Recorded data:
════

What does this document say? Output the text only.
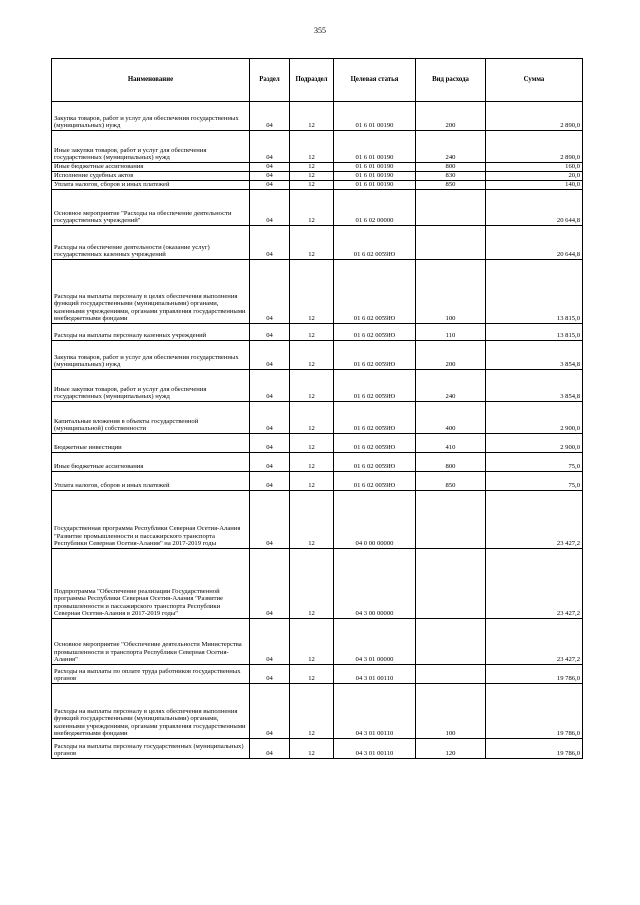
355
Наименование	Раздел	Подраздел	Целевая статья	Вид расхода	Сумма
Закупка товаров, работ и услуг для обеспечения государственных (муниципальных) нужд	04	12	01 6 01 00190	200	2 890,0
Иные закупки товаров, работ и услуг для обеспечения государственных (муниципальных) нужд	04	12	01 6 01 00190	240	2 890,0
Иные бюджетные ассигнования	04	12	01 6 01 00190	800	160,0
Исполнение судебных актов	04	12	01 6 01 00190	830	20,0
Уплата налогов, сборов и иных платежей	04	12	01 6 01 00190	850	140,0
Основное мероприятие "Расходы на обеспечение деятельности государственных учреждений"	04	12	01 6 02 00000		20 644,8
Расходы на обеспечение деятельности (оказание услуг) государственных казенных учреждений	04	12	01 6 02 0059Ю		20 644,8
Расходы на выплаты персоналу в целях обеспечения выполнения функций государственными (муниципальными) органами, казенными учреждениями, органами управления государственными внебюджетными фондами	04	12	01 6 02 0059Ю	100	13 815,0
Расходы на выплаты персоналу казенных учреждений	04	12	01 6 02 0059Ю	110	13 815,0
Закупка товаров, работ и услуг для обеспечения государственных (муниципальных) нужд	04	12	01 6 02 0059Ю	200	3 854,8
Иные закупки товаров, работ и услуг для обеспечения государственных (муниципальных) нужд	04	12	01 6 02 0059Ю	240	3 854,8
Капитальные вложения в объекты государственной (муниципальной) собственности	04	12	01 6 02 0059Ю	400	2 900,0
Бюджетные инвестиции	04	12	01 6 02 0059Ю	410	2 900,0
Иные бюджетные ассигнования	04	12	01 6 02 0059Ю	800	75,0
Уплата налогов, сборов и иных платежей	04	12	01 6 02 0059Ю	850	75,0
Государственная программа Республики Северная Осетия-Алания "Развитие промышленности и пассажирского транспорта Республики Северная Осетия-Алания" на 2017-2019 годы	04	12	04 0 00 00000		23 427,2
Подпрограмма "Обеспечение реализации Государственной программы Республики Северная Осетия-Алания "Развитие промышленности и пассажирского транспорта Республики Северная Осетия-Алания в 2017-2019 годы"	04	12	04 3 00 00000		23 427,2
Основное мероприятие "Обеспечение деятельности Министерства промышленности и транспорта Республики Северная Осетия-Алания"	04	12	04 3 01 00000		23 427,2
Расходы на выплаты по оплате труда работников государственных органов	04	12	04 3 01 00110		19 786,0
Расходы на выплаты персоналу в целях обеспечения выполнения функций государственными (муниципальными) органами, казенными учреждениями, органами управления государственными внебюджетными фондами	04	12	04 3 01 00110	100	19 786,0
Расходы на выплаты персоналу государственных (муниципальных) органов	04	12	04 3 01 00110	120	19 786,0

════

(Description of the task)
The entries above should be reproduced exactly, without their pictures.

(Exercise output)
What does this document say? Output the text only.
355
Наименование	Раздел	Подраздел	Целевая статья	Вид расхода	Сумма
Закупка товаров, работ и услуг для обеспечения государственных (муниципальных) нужд	04	12	01 6 01 00190	200	2 890,0
Иные закупки товаров, работ и услуг для обеспечения государственных (муниципальных) нужд	04	12	01 6 01 00190	240	2 890,0
Иные бюджетные ассигнования	04	12	01 6 01 00190	800	160,0
Исполнение судебных актов	04	12	01 6 01 00190	830	20,0
Уплата налогов, сборов и иных платежей	04	12	01 6 01 00190	850	140,0
Основное мероприятие "Расходы на обеспечение деятельности государственных учреждений"	04	12	01 6 02 00000		20 644,8
Расходы на обеспечение деятельности (оказание услуг) государственных казенных учреждений	04	12	01 6 02 0059Ю		20 644,8
Расходы на выплаты персоналу в целях обеспечения выполнения функций государственными (муниципальными) органами, казенными учреждениями, органами управления государственными внебюджетными фондами	04	12	01 6 02 0059Ю	100	13 815,0
Расходы на выплаты персоналу казенных учреждений	04	12	01 6 02 0059Ю	110	13 815,0
Закупка товаров, работ и услуг для обеспечения государственных (муниципальных) нужд	04	12	01 6 02 0059Ю	200	3 854,8
Иные закупки товаров, работ и услуг для обеспечения государственных (муниципальных) нужд	04	12	01 6 02 0059Ю	240	3 854,8
Капитальные вложения в объекты государственной (муниципальной) собственности	04	12	01 6 02 0059Ю	400	2 900,0
Бюджетные инвестиции	04	12	01 6 02 0059Ю	410	2 900,0
Иные бюджетные ассигнования	04	12	01 6 02 0059Ю	800	75,0
Уплата налогов, сборов и иных платежей	04	12	01 6 02 0059Ю	850	75,0
Государственная программа Республики Северная Осетия-Алания "Развитие промышленности и пассажирского транспорта Республики Северная Осетия-Алания" на 2017-2019 годы	04	12	04 0 00 00000		23 427,2
Подпрограмма "Обеспечение реализации Государственной программы Республики Северная Осетия-Алания "Развитие промышленности и пассажирского транспорта Республики Северная Осетия-Алания в 2017-2019 годы"	04	12	04 3 00 00000		23 427,2
Основное мероприятие "Обеспечение деятельности Министерства промышленности и транспорта Республики Северная Осетия-Алания"	04	12	04 3 01 00000		23 427,2
Расходы на выплаты по оплате труда работников государственных органов	04	12	04 3 01 00110		19 786,0
Расходы на выплаты персоналу в целях обеспечения выполнения функций государственными (муниципальными) органами, казенными учреждениями, органами управления государственными внебюджетными фондами	04	12	04 3 01 00110	100	19 786,0
Расходы на выплаты персоналу государственных (муниципальных) органов	04	12	04 3 01 00110	120	19 786,0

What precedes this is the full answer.